Read the records below and copy each line that contains "elhajlás".

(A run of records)
■ ■ ■ ■ ■ ■ ■

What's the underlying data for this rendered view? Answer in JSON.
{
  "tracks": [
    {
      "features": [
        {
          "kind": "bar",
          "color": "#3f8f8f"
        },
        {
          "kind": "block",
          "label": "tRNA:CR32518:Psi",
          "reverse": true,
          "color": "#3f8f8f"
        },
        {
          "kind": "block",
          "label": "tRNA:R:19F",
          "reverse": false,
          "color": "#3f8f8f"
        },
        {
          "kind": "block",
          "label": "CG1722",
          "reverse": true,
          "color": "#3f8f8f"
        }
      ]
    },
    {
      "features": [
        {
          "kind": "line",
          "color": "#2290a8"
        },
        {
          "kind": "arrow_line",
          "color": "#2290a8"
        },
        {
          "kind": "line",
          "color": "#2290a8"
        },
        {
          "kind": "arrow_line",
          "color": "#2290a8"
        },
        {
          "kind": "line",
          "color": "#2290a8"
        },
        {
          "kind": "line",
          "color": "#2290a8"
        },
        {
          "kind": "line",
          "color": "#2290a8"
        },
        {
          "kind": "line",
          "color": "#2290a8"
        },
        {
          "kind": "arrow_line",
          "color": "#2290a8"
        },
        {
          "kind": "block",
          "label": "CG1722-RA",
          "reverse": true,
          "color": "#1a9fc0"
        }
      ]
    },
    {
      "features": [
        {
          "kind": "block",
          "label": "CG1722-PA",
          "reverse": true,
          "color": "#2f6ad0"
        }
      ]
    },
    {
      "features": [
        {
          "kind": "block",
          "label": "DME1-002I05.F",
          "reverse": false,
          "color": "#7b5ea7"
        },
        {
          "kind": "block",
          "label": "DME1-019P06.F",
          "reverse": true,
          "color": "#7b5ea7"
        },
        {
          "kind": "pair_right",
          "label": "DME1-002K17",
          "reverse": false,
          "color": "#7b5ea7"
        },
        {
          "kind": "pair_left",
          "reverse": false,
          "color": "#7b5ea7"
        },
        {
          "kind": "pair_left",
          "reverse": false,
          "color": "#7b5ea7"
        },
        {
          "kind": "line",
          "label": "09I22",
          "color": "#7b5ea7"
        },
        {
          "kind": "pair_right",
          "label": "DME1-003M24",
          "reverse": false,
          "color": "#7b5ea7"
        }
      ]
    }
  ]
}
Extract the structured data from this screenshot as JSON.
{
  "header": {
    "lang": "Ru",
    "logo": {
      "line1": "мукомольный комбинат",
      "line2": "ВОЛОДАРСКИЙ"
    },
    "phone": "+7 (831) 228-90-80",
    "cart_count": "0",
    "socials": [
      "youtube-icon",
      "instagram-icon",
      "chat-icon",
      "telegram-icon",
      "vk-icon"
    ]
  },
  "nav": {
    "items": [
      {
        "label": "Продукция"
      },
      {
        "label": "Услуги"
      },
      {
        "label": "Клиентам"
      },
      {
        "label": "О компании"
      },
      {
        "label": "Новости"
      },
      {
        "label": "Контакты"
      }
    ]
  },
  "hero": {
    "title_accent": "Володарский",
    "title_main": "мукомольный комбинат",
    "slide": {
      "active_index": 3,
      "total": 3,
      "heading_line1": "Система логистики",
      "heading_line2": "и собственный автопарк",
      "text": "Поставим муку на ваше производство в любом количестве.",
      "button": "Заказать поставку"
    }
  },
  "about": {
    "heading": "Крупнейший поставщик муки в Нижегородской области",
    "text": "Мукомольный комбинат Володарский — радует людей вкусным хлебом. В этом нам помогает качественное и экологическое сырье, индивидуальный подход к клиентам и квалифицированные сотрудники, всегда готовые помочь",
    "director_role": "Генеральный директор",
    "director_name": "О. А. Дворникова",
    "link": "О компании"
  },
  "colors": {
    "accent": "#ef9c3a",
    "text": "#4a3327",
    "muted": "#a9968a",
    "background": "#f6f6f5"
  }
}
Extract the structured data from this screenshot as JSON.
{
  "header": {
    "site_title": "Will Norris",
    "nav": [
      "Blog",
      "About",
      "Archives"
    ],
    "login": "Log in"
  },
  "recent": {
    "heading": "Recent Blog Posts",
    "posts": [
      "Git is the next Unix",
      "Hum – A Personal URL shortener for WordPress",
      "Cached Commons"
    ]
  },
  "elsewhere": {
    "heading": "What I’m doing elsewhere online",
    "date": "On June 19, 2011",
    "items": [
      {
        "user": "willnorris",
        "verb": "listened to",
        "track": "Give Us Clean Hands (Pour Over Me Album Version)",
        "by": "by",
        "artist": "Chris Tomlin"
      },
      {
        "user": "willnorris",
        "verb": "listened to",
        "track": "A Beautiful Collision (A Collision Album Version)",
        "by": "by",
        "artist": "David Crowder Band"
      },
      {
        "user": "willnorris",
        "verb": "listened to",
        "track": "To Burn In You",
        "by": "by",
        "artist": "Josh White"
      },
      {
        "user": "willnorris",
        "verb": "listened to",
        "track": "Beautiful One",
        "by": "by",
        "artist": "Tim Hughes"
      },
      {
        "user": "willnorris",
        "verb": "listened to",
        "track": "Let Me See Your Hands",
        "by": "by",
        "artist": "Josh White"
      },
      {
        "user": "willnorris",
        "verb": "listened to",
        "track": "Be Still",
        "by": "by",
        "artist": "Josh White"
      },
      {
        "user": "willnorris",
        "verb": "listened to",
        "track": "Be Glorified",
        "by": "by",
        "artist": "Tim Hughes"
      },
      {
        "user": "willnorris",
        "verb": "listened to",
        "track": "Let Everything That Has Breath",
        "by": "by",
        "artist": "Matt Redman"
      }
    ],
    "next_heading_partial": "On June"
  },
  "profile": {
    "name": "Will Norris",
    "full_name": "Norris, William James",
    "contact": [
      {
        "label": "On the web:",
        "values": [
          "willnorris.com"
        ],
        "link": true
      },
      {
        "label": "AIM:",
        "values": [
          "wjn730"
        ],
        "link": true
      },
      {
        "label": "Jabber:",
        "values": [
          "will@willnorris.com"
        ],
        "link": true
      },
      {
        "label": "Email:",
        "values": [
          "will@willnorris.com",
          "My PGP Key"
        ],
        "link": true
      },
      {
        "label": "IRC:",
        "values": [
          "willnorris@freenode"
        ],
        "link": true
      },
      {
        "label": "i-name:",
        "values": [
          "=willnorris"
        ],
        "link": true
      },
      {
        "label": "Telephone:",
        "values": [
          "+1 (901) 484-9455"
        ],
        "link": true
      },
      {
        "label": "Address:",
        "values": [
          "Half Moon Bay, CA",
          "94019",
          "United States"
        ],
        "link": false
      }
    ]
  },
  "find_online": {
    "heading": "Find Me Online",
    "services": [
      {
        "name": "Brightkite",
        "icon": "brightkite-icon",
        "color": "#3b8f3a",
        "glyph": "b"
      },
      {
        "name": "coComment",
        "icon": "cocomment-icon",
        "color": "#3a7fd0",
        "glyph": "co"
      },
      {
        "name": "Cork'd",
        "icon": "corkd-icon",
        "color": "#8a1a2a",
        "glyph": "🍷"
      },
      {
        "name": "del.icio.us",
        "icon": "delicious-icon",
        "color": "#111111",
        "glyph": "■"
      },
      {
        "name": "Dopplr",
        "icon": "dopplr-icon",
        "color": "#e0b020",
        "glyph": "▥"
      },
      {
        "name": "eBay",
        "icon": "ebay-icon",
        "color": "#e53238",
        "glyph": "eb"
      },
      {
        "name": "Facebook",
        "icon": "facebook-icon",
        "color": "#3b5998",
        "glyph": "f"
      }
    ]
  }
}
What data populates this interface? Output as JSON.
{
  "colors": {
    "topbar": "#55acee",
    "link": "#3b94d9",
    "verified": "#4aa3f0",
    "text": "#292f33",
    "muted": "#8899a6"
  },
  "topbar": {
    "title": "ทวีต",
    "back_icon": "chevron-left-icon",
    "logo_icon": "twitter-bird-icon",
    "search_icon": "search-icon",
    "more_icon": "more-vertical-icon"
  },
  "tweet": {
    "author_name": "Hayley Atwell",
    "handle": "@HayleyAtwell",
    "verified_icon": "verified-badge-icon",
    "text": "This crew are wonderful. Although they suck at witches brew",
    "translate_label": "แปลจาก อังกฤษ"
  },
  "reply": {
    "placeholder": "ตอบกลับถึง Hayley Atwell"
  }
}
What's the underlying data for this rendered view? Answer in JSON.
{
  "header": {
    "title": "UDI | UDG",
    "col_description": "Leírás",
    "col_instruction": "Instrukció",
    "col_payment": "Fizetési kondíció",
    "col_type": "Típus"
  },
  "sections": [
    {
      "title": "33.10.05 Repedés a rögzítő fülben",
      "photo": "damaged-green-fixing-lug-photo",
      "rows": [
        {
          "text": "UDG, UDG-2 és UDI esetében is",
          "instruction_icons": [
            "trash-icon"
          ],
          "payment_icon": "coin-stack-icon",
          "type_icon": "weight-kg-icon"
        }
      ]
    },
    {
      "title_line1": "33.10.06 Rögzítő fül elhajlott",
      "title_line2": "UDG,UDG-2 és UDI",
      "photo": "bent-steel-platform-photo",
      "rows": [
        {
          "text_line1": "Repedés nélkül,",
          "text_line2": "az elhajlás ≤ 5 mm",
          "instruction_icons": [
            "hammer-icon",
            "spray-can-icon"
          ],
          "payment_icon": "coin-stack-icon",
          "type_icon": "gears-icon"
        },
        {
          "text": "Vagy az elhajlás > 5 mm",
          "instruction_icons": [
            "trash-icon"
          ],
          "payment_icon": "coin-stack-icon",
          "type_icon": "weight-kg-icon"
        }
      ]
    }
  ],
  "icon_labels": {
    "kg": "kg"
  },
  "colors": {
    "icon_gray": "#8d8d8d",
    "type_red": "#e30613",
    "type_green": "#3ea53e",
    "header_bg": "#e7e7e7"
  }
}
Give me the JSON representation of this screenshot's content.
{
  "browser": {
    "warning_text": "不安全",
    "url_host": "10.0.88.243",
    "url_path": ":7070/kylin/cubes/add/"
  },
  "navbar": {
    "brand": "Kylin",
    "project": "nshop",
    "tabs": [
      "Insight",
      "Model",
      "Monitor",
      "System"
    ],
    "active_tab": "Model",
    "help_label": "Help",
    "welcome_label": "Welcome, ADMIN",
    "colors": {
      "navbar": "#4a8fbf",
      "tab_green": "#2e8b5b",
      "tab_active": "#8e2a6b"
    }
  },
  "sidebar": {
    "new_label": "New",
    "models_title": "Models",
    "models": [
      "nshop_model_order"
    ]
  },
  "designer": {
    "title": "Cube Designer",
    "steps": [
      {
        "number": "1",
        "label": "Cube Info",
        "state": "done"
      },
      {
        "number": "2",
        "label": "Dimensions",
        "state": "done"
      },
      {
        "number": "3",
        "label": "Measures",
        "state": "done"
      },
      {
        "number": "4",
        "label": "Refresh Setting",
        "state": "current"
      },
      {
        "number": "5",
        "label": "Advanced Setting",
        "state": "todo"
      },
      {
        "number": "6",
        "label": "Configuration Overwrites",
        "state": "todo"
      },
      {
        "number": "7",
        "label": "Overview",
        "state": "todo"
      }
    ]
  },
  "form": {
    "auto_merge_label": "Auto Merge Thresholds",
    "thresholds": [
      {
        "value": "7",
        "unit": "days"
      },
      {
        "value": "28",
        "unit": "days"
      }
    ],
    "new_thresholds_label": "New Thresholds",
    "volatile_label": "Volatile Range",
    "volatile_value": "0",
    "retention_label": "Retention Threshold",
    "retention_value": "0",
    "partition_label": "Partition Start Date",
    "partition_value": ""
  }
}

■ ■ ■ ■ ■ ■ ■

▶ **Answer to this exercise**
          "text_line2": "az elhajlás ≤ 5 mm",
          "text": "Vagy az elhajlás > 5 mm",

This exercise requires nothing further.